Instruction: Beneath this sentence is a set of records; write each of them out exactly.

Stored data:
<<<<
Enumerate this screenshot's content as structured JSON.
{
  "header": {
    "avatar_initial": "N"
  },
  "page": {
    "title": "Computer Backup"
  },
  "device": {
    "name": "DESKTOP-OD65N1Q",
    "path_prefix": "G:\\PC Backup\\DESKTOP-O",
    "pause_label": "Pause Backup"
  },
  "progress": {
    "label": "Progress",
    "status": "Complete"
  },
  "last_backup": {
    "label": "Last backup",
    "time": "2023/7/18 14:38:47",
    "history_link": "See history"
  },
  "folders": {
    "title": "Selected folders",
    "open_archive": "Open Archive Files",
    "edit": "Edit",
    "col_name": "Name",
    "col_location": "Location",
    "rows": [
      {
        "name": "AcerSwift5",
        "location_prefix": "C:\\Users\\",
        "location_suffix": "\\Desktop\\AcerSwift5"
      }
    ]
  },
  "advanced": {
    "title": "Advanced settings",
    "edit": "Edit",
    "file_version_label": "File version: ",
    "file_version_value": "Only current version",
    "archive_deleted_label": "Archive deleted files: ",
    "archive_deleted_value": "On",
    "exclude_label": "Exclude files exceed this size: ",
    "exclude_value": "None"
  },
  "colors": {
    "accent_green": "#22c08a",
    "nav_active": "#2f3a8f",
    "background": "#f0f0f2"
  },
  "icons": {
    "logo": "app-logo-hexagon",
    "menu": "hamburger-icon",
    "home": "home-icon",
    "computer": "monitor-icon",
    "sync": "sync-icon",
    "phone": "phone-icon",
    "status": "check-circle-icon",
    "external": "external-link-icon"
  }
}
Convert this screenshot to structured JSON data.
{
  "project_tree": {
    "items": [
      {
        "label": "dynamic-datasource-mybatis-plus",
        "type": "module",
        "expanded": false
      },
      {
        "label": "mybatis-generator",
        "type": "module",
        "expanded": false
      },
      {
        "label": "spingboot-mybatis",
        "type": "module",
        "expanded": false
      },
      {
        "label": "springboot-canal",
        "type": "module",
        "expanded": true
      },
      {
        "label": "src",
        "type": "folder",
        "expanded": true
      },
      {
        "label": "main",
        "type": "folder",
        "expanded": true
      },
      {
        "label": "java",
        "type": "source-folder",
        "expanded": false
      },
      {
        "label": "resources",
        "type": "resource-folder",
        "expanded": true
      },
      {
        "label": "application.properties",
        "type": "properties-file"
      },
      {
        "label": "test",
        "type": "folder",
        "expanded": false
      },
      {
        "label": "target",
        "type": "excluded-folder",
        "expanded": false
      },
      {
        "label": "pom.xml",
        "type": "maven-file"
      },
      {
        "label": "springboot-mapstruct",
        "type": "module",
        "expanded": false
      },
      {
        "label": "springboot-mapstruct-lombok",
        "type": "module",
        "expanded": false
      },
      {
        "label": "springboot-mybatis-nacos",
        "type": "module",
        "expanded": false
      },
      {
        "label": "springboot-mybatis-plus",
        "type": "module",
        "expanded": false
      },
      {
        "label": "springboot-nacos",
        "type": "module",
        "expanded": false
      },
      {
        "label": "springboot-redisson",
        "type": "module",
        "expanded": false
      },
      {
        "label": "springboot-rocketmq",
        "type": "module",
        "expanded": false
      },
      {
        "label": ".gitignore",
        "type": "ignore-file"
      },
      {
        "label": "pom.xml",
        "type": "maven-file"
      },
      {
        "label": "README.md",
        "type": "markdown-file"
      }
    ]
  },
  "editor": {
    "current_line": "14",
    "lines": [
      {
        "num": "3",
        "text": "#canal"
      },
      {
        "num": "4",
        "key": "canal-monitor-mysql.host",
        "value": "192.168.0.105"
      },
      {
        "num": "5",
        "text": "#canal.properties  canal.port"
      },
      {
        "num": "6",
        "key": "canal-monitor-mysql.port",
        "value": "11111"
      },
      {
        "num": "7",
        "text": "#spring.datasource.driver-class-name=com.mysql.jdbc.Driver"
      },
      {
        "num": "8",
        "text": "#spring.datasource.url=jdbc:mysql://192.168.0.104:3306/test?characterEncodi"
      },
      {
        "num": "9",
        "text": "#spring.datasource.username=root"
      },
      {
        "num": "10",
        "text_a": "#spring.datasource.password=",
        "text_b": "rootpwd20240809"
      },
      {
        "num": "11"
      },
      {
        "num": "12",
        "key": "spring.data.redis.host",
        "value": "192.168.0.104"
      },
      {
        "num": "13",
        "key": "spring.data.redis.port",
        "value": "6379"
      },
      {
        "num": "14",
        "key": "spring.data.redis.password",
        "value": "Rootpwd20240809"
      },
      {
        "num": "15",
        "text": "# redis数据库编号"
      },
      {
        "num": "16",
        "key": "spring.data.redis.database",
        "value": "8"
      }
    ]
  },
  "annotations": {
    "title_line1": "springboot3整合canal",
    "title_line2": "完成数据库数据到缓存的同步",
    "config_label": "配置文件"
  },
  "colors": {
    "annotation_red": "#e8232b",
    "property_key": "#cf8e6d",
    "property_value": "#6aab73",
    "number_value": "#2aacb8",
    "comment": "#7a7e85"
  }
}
>>>>
Complete output:
Enumerate this screenshot's content as structured JSON.
{
  "header": {
    "avatar_initial": "N"
  },
  "page": {
    "title": "Computer Backup"
  },
  "device": {
    "name": "DESKTOP-OD65N1Q",
    "path_prefix": "G:\\PC Backup\\DESKTOP-O",
    "pause_label": "Pause Backup"
  },
  "progress": {
    "label": "Progress",
    "status": "Complete"
  },
  "last_backup": {
    "label": "Last backup",
    "time": "2023/7/18 14:38:47",
    "history_link": "See history"
  },
  "folders": {
    "title": "Selected folders",
    "open_archive": "Open Archive Files",
    "edit": "Edit",
    "col_name": "Name",
    "col_location": "Location",
    "rows": [
      {
        "name": "AcerSwift5",
        "location_prefix": "C:\\Users\\",
        "location_suffix": "\\Desktop\\AcerSwift5"
      }
    ]
  },
  "advanced": {
    "title": "Advanced settings",
    "edit": "Edit",
    "file_version_label": "File version: ",
    "file_version_value": "Only current version",
    "archive_deleted_label": "Archive deleted files: ",
    "archive_deleted_value": "On",
    "exclude_label": "Exclude files exceed this size: ",
    "exclude_value": "None"
  },
  "colors": {
    "accent_green": "#22c08a",
    "nav_active": "#2f3a8f",
    "background": "#f0f0f2"
  },
  "icons": {
    "logo": "app-logo-hexagon",
    "menu": "hamburger-icon",
    "home": "home-icon",
    "computer": "monitor-icon",
    "sync": "sync-icon",
    "phone": "phone-icon",
    "status": "check-circle-icon",
    "external": "external-link-icon"
  }
}
Convert this screenshot to structured JSON data.
{
  "project_tree": {
    "items": [
      {
        "label": "dynamic-datasource-mybatis-plus",
        "type": "module",
        "expanded": false
      },
      {
        "label": "mybatis-generator",
        "type": "module",
        "expanded": false
      },
      {
        "label": "spingboot-mybatis",
        "type": "module",
        "expanded": false
      },
      {
        "label": "springboot-canal",
        "type": "module",
        "expanded": true
      },
      {
        "label": "src",
        "type": "folder",
        "expanded": true
      },
      {
        "label": "main",
        "type": "folder",
        "expanded": true
      },
      {
        "label": "java",
        "type": "source-folder",
        "expanded": false
      },
      {
        "label": "resources",
        "type": "resource-folder",
        "expanded": true
      },
      {
        "label": "application.properties",
        "type": "properties-file"
      },
      {
        "label": "test",
        "type": "folder",
        "expanded": false
      },
      {
        "label": "target",
        "type": "excluded-folder",
        "expanded": false
      },
      {
        "label": "pom.xml",
        "type": "maven-file"
      },
      {
        "label": "springboot-mapstruct",
        "type": "module",
        "expanded": false
      },
      {
        "label": "springboot-mapstruct-lombok",
        "type": "module",
        "expanded": false
      },
      {
        "label": "springboot-mybatis-nacos",
        "type": "module",
        "expanded": false
      },
      {
        "label": "springboot-mybatis-plus",
        "type": "module",
        "expanded": false
      },
      {
        "label": "springboot-nacos",
        "type": "module",
        "expanded": false
      },
      {
        "label": "springboot-redisson",
        "type": "module",
        "expanded": false
      },
      {
        "label": "springboot-rocketmq",
        "type": "module",
        "expanded": false
      },
      {
        "label": ".gitignore",
        "type": "ignore-file"
      },
      {
        "label": "pom.xml",
        "type": "maven-file"
      },
      {
        "label": "README.md",
        "type": "markdown-file"
      }
    ]
  },
  "editor": {
    "current_line": "14",
    "lines": [
      {
        "num": "3",
        "text": "#canal"
      },
      {
        "num": "4",
        "key": "canal-monitor-mysql.host",
        "value": "192.168.0.105"
      },
      {
        "num": "5",
        "text": "#canal.properties  canal.port"
      },
      {
        "num": "6",
        "key": "canal-monitor-mysql.port",
        "value": "11111"
      },
      {
        "num": "7",
        "text": "#spring.datasource.driver-class-name=com.mysql.jdbc.Driver"
      },
      {
        "num": "8",
        "text": "#spring.datasource.url=jdbc:mysql://192.168.0.104:3306/test?characterEncodi"
      },
      {
        "num": "9",
        "text": "#spring.datasource.username=root"
      },
      {
        "num": "10",
        "text_a": "#spring.datasource.password=",
        "text_b": "rootpwd20240809"
      },
      {
        "num": "11"
      },
      {
        "num": "12",
        "key": "spring.data.redis.host",
        "value": "192.168.0.104"
      },
      {
        "num": "13",
        "key": "spring.data.redis.port",
        "value": "6379"
      },
      {
        "num": "14",
        "key": "spring.data.redis.password",
        "value": "Rootpwd20240809"
      },
      {
        "num": "15",
        "text": "# redis数据库编号"
      },
      {
        "num": "16",
        "key": "spring.data.redis.database",
        "value": "8"
      }
    ]
  },
  "annotations": {
    "title_line1": "springboot3整合canal",
    "title_line2": "完成数据库数据到缓存的同步",
    "config_label": "配置文件"
  },
  "colors": {
    "annotation_red": "#e8232b",
    "property_key": "#cf8e6d",
    "property_value": "#6aab73",
    "number_value": "#2aacb8",
    "comment": "#7a7e85"
  }
}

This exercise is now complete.